(Records that describe figures)
# # #
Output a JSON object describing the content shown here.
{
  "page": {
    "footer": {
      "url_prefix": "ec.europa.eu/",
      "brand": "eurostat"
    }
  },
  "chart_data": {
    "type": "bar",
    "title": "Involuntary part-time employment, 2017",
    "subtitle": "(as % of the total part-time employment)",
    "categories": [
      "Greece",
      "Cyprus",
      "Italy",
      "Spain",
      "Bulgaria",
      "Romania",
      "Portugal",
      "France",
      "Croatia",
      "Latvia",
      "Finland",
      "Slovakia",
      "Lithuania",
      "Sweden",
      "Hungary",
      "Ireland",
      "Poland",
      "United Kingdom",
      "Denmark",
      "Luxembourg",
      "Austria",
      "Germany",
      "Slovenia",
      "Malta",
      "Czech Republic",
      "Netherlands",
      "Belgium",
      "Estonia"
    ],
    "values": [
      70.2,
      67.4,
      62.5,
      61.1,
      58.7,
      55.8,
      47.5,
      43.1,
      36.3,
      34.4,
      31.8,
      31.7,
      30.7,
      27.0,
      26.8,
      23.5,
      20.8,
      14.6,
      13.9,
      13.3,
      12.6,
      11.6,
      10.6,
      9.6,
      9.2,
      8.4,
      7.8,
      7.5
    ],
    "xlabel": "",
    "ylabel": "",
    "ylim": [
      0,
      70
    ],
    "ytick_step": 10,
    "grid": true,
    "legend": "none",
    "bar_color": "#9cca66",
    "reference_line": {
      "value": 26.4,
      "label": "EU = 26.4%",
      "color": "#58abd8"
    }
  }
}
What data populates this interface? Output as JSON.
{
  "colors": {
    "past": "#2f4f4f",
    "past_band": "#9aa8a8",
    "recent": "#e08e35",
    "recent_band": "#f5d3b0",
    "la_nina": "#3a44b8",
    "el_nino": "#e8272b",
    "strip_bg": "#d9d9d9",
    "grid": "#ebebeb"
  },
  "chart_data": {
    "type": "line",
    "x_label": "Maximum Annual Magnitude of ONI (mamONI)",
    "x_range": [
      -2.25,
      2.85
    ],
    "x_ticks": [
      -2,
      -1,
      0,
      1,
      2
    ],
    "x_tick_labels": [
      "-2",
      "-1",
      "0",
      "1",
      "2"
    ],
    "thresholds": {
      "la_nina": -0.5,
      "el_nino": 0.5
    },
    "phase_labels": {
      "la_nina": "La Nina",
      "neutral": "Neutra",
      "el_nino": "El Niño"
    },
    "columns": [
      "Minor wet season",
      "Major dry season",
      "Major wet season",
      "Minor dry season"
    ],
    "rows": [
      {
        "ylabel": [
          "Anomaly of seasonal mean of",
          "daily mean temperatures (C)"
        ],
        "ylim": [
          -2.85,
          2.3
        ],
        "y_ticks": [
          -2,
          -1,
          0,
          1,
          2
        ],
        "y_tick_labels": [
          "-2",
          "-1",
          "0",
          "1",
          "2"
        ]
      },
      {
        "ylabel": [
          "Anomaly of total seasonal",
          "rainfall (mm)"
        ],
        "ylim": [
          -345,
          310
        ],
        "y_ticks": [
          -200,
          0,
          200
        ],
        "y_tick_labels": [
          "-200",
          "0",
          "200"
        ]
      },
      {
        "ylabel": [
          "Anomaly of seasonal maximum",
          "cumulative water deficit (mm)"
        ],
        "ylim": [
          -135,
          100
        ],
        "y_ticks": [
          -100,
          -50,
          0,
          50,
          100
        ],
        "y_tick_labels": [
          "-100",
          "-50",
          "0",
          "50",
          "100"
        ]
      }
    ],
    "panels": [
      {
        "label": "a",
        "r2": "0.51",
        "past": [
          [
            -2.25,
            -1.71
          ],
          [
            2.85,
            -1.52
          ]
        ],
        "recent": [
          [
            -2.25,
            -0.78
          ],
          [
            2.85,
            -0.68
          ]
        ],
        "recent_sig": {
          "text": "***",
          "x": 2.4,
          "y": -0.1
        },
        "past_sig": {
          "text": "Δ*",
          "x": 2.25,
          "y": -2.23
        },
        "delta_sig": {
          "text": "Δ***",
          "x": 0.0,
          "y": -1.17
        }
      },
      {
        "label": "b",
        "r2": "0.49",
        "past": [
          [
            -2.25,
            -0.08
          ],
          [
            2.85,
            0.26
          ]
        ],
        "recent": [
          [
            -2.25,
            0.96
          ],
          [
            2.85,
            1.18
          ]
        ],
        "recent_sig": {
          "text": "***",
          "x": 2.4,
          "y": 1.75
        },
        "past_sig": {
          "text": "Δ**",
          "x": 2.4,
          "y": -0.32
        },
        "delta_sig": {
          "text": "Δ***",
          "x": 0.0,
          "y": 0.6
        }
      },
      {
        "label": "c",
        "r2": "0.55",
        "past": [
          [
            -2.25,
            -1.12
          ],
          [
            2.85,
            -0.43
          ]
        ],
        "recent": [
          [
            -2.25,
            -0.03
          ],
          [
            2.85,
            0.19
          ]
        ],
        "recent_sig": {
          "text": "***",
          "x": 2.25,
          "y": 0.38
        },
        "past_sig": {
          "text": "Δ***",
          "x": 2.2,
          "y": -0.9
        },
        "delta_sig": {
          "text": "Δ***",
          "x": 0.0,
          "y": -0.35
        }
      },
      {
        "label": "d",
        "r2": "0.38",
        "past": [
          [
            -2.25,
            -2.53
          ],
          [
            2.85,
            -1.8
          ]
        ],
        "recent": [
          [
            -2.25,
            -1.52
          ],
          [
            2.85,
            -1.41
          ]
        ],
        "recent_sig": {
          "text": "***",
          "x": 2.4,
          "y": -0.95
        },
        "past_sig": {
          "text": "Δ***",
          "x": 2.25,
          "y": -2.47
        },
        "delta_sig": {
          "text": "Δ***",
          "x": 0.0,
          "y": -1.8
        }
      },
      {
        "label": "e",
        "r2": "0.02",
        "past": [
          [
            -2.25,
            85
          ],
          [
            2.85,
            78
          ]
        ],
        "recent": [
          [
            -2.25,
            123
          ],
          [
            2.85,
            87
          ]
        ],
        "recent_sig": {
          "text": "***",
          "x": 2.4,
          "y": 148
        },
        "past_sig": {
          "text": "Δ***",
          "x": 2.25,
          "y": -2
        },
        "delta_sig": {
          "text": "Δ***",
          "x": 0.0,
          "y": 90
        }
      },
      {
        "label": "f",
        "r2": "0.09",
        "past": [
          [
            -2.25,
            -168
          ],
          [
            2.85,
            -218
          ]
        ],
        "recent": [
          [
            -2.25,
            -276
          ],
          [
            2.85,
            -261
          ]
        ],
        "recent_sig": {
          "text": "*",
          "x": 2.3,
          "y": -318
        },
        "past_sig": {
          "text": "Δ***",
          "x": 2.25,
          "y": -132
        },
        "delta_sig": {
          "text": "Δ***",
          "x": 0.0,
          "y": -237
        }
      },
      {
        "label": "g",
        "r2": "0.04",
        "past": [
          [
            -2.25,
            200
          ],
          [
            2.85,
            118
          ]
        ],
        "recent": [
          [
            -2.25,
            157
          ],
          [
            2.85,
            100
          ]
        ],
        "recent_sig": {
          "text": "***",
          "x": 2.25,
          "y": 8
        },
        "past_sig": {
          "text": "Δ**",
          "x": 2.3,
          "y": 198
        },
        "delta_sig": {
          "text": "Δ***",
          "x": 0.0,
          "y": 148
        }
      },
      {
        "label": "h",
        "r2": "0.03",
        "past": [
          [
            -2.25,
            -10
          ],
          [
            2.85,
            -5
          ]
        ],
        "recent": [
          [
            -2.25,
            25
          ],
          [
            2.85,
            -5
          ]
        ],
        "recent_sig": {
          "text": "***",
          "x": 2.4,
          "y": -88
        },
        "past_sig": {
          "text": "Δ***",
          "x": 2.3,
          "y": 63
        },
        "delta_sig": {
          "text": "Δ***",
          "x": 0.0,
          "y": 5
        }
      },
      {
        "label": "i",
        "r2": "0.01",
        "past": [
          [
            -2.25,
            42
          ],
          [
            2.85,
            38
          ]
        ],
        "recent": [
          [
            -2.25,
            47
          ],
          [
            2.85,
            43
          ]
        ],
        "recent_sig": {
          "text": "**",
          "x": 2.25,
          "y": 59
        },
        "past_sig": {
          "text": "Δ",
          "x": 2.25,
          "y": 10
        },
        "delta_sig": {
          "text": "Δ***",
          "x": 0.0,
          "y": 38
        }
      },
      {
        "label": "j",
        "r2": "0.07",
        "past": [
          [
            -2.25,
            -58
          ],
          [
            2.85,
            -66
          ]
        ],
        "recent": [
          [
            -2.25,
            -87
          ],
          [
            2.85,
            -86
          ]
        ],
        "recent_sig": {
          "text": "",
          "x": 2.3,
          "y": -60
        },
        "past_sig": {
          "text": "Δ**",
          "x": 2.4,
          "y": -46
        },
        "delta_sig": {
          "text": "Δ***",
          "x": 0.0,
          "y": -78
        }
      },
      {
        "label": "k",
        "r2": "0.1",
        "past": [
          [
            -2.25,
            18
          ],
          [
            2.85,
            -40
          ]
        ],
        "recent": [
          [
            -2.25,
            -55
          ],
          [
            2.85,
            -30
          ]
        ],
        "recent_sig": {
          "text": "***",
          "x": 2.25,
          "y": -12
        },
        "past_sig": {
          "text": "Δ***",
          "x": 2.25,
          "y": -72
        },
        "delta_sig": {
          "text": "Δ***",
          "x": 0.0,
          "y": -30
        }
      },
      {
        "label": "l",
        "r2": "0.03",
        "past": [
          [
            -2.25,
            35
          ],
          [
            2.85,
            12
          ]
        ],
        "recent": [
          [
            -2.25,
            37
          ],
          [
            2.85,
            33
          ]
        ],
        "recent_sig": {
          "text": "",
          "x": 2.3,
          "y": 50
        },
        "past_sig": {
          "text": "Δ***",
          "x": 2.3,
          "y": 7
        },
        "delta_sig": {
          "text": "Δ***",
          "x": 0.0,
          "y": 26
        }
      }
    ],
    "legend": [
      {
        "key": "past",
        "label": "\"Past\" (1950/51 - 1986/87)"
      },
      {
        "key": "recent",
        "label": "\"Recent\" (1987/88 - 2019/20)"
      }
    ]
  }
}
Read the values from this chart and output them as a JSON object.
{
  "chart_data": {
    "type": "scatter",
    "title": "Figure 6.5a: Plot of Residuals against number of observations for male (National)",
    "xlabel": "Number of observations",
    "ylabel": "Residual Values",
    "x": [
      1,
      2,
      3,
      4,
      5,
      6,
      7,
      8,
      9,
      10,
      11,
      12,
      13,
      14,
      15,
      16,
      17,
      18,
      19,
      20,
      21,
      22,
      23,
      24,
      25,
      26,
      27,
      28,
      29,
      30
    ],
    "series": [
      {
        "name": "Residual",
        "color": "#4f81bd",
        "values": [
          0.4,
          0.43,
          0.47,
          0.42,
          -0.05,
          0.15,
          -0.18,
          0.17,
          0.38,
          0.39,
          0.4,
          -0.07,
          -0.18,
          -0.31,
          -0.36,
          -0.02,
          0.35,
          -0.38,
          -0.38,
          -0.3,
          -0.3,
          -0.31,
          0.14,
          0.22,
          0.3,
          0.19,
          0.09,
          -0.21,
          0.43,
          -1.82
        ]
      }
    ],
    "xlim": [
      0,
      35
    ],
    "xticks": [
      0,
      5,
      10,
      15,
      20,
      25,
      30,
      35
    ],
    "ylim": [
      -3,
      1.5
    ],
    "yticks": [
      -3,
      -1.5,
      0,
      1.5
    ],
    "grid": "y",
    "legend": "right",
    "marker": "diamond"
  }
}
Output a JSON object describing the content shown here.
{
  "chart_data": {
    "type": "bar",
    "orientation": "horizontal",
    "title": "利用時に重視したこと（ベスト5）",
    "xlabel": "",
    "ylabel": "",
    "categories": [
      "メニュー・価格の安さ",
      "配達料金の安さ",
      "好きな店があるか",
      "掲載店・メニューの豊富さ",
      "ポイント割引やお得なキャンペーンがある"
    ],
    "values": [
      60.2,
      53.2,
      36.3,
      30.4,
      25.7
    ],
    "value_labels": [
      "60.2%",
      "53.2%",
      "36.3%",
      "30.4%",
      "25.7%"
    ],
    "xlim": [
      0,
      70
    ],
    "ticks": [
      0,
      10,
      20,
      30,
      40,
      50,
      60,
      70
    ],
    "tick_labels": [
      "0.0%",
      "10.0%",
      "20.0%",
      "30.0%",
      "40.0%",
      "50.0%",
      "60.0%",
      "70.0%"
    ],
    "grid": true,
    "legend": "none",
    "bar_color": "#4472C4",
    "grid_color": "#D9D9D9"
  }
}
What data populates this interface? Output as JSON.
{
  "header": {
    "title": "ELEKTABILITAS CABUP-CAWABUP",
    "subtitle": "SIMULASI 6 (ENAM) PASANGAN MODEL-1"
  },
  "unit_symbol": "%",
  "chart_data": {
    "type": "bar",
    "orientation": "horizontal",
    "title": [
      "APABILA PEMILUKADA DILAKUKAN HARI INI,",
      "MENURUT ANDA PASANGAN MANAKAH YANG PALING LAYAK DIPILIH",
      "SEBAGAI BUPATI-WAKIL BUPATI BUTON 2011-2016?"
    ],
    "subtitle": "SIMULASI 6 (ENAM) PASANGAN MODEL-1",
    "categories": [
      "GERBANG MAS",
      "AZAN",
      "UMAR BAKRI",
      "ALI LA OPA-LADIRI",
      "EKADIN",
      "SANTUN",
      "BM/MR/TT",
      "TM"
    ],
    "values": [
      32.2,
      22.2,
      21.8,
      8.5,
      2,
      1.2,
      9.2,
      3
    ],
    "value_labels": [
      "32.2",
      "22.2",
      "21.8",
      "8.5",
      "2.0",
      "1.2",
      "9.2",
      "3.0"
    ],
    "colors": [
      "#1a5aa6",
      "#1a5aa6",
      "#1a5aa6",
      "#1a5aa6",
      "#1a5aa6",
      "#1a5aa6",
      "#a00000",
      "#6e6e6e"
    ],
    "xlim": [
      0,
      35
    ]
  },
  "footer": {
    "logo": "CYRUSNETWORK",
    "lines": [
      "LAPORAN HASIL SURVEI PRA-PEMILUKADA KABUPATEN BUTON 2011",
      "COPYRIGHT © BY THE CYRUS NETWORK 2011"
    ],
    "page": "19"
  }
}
# # #
● **The task**:
The answer is a single number: how many lines include the word "part"?

● **Response**:
2